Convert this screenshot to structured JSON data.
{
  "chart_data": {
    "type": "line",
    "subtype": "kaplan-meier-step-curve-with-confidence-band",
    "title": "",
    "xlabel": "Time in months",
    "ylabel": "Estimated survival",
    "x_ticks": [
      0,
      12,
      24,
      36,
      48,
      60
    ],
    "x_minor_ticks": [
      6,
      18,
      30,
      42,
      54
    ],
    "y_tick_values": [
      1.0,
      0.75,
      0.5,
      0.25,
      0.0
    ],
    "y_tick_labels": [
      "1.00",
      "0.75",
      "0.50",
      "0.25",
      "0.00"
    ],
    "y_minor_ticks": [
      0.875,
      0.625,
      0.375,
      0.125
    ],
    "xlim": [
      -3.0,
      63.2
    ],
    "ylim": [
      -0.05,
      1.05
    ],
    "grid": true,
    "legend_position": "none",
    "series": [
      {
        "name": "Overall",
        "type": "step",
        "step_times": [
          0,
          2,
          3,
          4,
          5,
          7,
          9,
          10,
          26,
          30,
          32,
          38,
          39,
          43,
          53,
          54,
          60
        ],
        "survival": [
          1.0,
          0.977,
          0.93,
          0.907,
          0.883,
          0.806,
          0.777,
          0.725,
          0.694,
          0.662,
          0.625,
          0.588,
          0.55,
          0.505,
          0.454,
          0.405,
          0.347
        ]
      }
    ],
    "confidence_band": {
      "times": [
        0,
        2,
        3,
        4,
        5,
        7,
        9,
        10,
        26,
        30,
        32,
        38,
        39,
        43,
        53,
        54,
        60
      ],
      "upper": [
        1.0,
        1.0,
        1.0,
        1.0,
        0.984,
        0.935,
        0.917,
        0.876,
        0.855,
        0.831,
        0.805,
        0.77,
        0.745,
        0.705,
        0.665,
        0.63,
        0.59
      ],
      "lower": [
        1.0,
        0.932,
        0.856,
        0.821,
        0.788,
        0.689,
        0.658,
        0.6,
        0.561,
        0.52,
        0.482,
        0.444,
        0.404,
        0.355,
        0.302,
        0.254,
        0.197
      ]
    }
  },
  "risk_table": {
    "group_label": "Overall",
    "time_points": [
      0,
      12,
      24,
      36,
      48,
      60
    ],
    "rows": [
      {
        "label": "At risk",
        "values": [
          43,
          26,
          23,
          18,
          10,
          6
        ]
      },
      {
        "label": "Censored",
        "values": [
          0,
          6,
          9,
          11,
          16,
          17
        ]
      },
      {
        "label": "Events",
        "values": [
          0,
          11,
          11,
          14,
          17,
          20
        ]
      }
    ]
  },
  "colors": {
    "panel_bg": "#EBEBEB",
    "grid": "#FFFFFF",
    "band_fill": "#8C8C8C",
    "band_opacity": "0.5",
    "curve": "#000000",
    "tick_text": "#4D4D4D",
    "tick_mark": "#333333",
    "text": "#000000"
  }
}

******

[Aim] Reproduce the complete data exactly as presented above.

[The response]
Convert this screenshot to structured JSON data.
{
  "chart_data": {
    "type": "line",
    "subtype": "kaplan-meier-step-curve-with-confidence-band",
    "title": "",
    "xlabel": "Time in months",
    "ylabel": "Estimated survival",
    "x_ticks": [
      0,
      12,
      24,
      36,
      48,
      60
    ],
    "x_minor_ticks": [
      6,
      18,
      30,
      42,
      54
    ],
    "y_tick_values": [
      1.0,
      0.75,
      0.5,
      0.25,
      0.0
    ],
    "y_tick_labels": [
      "1.00",
      "0.75",
      "0.50",
      "0.25",
      "0.00"
    ],
    "y_minor_ticks": [
      0.875,
      0.625,
      0.375,
      0.125
    ],
    "xlim": [
      -3.0,
      63.2
    ],
    "ylim": [
      -0.05,
      1.05
    ],
    "grid": true,
    "legend_position": "none",
    "series": [
      {
        "name": "Overall",
        "type": "step",
        "step_times": [
          0,
          2,
          3,
          4,
          5,
          7,
          9,
          10,
          26,
          30,
          32,
          38,
          39,
          43,
          53,
          54,
          60
        ],
        "survival": [
          1.0,
          0.977,
          0.93,
          0.907,
          0.883,
          0.806,
          0.777,
          0.725,
          0.694,
          0.662,
          0.625,
          0.588,
          0.55,
          0.505,
          0.454,
          0.405,
          0.347
        ]
      }
    ],
    "confidence_band": {
      "times": [
        0,
        2,
        3,
        4,
        5,
        7,
        9,
        10,
        26,
        30,
        32,
        38,
        39,
        43,
        53,
        54,
        60
      ],
      "upper": [
        1.0,
        1.0,
        1.0,
        1.0,
        0.984,
        0.935,
        0.917,
        0.876,
        0.855,
        0.831,
        0.805,
        0.77,
        0.745,
        0.705,
        0.665,
        0.63,
        0.59
      ],
      "lower": [
        1.0,
        0.932,
        0.856,
        0.821,
        0.788,
        0.689,
        0.658,
        0.6,
        0.561,
        0.52,
        0.482,
        0.444,
        0.404,
        0.355,
        0.302,
        0.254,
        0.197
      ]
    }
  },
  "risk_table": {
    "group_label": "Overall",
    "time_points": [
      0,
      12,
      24,
      36,
      48,
      60
    ],
    "rows": [
      {
        "label": "At risk",
        "values": [
          43,
          26,
          23,
          18,
          10,
          6
        ]
      },
      {
        "label": "Censored",
        "values": [
          0,
          6,
          9,
          11,
          16,
          17
        ]
      },
      {
        "label": "Events",
        "values": [
          0,
          11,
          11,
          14,
          17,
          20
        ]
      }
    ]
  },
  "colors": {
    "panel_bg": "#EBEBEB",
    "grid": "#FFFFFF",
    "band_fill": "#8C8C8C",
    "band_opacity": "0.5",
    "curve": "#000000",
    "tick_text": "#4D4D4D",
    "tick_mark": "#333333",
    "text": "#000000"
  }
}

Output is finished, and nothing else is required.